Transcribe the data in full and exactly, omitting any pictures.
========
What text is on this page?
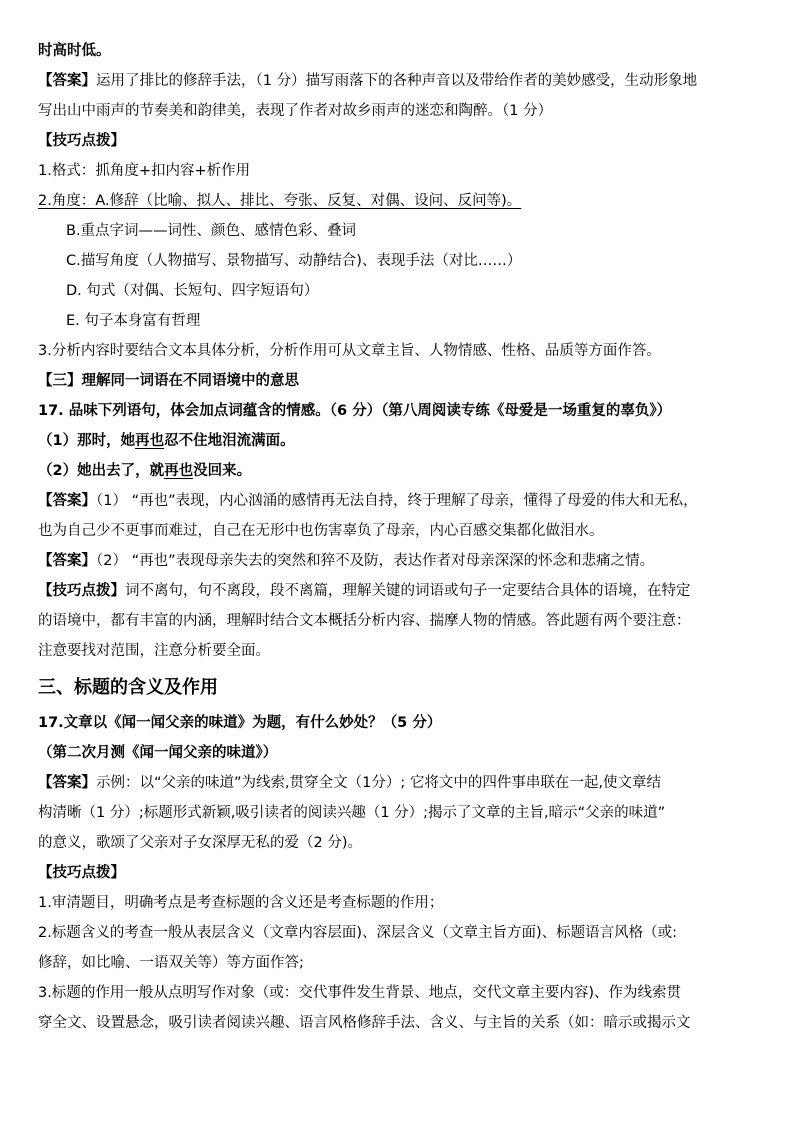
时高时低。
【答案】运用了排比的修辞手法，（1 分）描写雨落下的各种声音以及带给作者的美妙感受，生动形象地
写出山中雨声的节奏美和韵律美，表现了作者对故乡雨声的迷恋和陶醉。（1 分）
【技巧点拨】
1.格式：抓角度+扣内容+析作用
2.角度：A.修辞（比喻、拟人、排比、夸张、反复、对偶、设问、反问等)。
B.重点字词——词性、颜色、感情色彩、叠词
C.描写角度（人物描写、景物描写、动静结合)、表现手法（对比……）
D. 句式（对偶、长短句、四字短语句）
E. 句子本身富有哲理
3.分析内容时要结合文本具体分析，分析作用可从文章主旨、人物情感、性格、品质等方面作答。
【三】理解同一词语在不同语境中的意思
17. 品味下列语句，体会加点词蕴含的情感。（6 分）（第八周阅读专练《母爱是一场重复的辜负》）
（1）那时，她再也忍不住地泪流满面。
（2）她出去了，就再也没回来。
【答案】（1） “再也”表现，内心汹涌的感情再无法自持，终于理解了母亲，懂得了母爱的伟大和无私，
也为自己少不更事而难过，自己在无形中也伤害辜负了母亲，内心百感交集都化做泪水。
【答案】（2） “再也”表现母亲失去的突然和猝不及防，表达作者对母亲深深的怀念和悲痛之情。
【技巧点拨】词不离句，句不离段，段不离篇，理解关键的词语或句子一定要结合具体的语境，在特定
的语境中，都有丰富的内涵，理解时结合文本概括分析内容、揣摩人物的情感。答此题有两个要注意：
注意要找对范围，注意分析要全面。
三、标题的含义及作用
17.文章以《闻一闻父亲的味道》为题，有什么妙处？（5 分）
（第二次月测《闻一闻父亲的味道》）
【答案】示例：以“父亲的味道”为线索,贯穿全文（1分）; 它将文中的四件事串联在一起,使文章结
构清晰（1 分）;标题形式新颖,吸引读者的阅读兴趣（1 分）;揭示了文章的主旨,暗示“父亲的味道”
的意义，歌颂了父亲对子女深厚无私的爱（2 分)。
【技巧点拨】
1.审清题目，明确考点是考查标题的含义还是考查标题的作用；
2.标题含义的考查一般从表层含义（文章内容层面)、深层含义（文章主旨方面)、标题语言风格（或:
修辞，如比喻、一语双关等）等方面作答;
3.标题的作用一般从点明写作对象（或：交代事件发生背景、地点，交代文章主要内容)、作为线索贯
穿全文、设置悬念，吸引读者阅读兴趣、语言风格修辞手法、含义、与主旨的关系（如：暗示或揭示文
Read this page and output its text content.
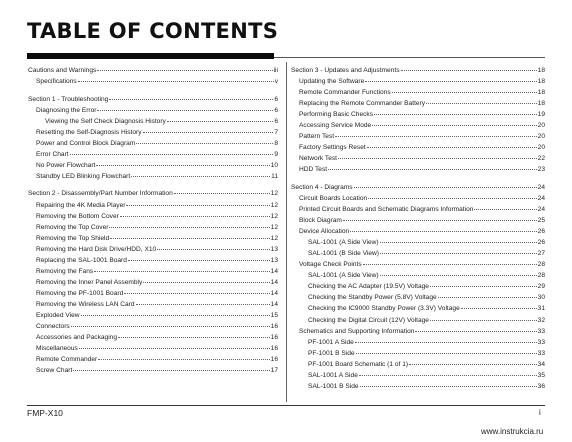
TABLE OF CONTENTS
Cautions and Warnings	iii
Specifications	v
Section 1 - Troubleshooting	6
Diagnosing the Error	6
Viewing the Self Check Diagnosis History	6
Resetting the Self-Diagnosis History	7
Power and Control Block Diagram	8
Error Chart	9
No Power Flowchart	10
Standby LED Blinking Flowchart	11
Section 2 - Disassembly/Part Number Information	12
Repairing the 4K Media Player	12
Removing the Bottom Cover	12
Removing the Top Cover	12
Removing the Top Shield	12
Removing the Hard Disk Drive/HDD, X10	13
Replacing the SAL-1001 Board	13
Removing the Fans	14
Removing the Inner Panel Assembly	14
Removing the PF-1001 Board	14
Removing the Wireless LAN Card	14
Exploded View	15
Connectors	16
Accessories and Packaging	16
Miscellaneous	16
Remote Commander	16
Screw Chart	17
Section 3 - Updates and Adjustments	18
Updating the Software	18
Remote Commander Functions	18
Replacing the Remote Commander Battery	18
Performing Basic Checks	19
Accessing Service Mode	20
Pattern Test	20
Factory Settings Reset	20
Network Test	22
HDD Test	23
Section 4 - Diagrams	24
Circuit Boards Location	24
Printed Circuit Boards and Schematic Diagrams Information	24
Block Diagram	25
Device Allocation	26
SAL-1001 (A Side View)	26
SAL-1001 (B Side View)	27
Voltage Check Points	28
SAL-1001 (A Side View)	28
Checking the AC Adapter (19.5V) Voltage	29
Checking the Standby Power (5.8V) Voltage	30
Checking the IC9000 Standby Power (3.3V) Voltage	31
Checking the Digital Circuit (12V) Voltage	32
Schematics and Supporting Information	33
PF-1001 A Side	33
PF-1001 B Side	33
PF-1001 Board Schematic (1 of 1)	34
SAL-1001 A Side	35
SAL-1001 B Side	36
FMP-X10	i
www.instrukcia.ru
========
SOLUTION TO THIS PROBLEM:
What text is on this page?
时高时低。
【答案】运用了排比的修辞手法，（1 分）描写雨落下的各种声音以及带给作者的美妙感受，生动形象地
写出山中雨声的节奏美和韵律美，表现了作者对故乡雨声的迷恋和陶醉。（1 分）
【技巧点拨】
1.格式：抓角度+扣内容+析作用
2.角度：A.修辞（比喻、拟人、排比、夸张、反复、对偶、设问、反问等)。
B.重点字词——词性、颜色、感情色彩、叠词
C.描写角度（人物描写、景物描写、动静结合)、表现手法（对比……）
D. 句式（对偶、长短句、四字短语句）
E. 句子本身富有哲理
3.分析内容时要结合文本具体分析，分析作用可从文章主旨、人物情感、性格、品质等方面作答。
【三】理解同一词语在不同语境中的意思
17. 品味下列语句，体会加点词蕴含的情感。（6 分）（第八周阅读专练《母爱是一场重复的辜负》）
（1）那时，她再也忍不住地泪流满面。
（2）她出去了，就再也没回来。
【答案】（1） “再也”表现，内心汹涌的感情再无法自持，终于理解了母亲，懂得了母爱的伟大和无私，
也为自己少不更事而难过，自己在无形中也伤害辜负了母亲，内心百感交集都化做泪水。
【答案】（2） “再也”表现母亲失去的突然和猝不及防，表达作者对母亲深深的怀念和悲痛之情。
【技巧点拨】词不离句，句不离段，段不离篇，理解关键的词语或句子一定要结合具体的语境，在特定
的语境中，都有丰富的内涵，理解时结合文本概括分析内容、揣摩人物的情感。答此题有两个要注意：
注意要找对范围，注意分析要全面。
三、标题的含义及作用
17.文章以《闻一闻父亲的味道》为题，有什么妙处？（5 分）
（第二次月测《闻一闻父亲的味道》）
【答案】示例：以“父亲的味道”为线索,贯穿全文（1分）; 它将文中的四件事串联在一起,使文章结
构清晰（1 分）;标题形式新颖,吸引读者的阅读兴趣（1 分）;揭示了文章的主旨,暗示“父亲的味道”
的意义，歌颂了父亲对子女深厚无私的爱（2 分)。
【技巧点拨】
1.审清题目，明确考点是考查标题的含义还是考查标题的作用；
2.标题含义的考查一般从表层含义（文章内容层面)、深层含义（文章主旨方面)、标题语言风格（或:
修辞，如比喻、一语双关等）等方面作答;
3.标题的作用一般从点明写作对象（或：交代事件发生背景、地点，交代文章主要内容)、作为线索贯
穿全文、设置悬念，吸引读者阅读兴趣、语言风格修辞手法、含义、与主旨的关系（如：暗示或揭示文
Read this page and output its text content.
TABLE OF CONTENTS
Cautions and Warnings	iii
Specifications	v
Section 1 - Troubleshooting	6
Diagnosing the Error	6
Viewing the Self Check Diagnosis History	6
Resetting the Self-Diagnosis History	7
Power and Control Block Diagram	8
Error Chart	9
No Power Flowchart	10
Standby LED Blinking Flowchart	11
Section 2 - Disassembly/Part Number Information	12
Repairing the 4K Media Player	12
Removing the Bottom Cover	12
Removing the Top Cover	12
Removing the Top Shield	12
Removing the Hard Disk Drive/HDD, X10	13
Replacing the SAL-1001 Board	13
Removing the Fans	14
Removing the Inner Panel Assembly	14
Removing the PF-1001 Board	14
Removing the Wireless LAN Card	14
Exploded View	15
Connectors	16
Accessories and Packaging	16
Miscellaneous	16
Remote Commander	16
Screw Chart	17
Section 3 - Updates and Adjustments	18
Updating the Software	18
Remote Commander Functions	18
Replacing the Remote Commander Battery	18
Performing Basic Checks	19
Accessing Service Mode	20
Pattern Test	20
Factory Settings Reset	20
Network Test	22
HDD Test	23
Section 4 - Diagrams	24
Circuit Boards Location	24
Printed Circuit Boards and Schematic Diagrams Information	24
Block Diagram	25
Device Allocation	26
SAL-1001 (A Side View)	26
SAL-1001 (B Side View)	27
Voltage Check Points	28
SAL-1001 (A Side View)	28
Checking the AC Adapter (19.5V) Voltage	29
Checking the Standby Power (5.8V) Voltage	30
Checking the IC9000 Standby Power (3.3V) Voltage	31
Checking the Digital Circuit (12V) Voltage	32
Schematics and Supporting Information	33
PF-1001 A Side	33
PF-1001 B Side	33
PF-1001 Board Schematic (1 of 1)	34
SAL-1001 A Side	35
SAL-1001 B Side	36
FMP-X10	i
www.instrukcia.ru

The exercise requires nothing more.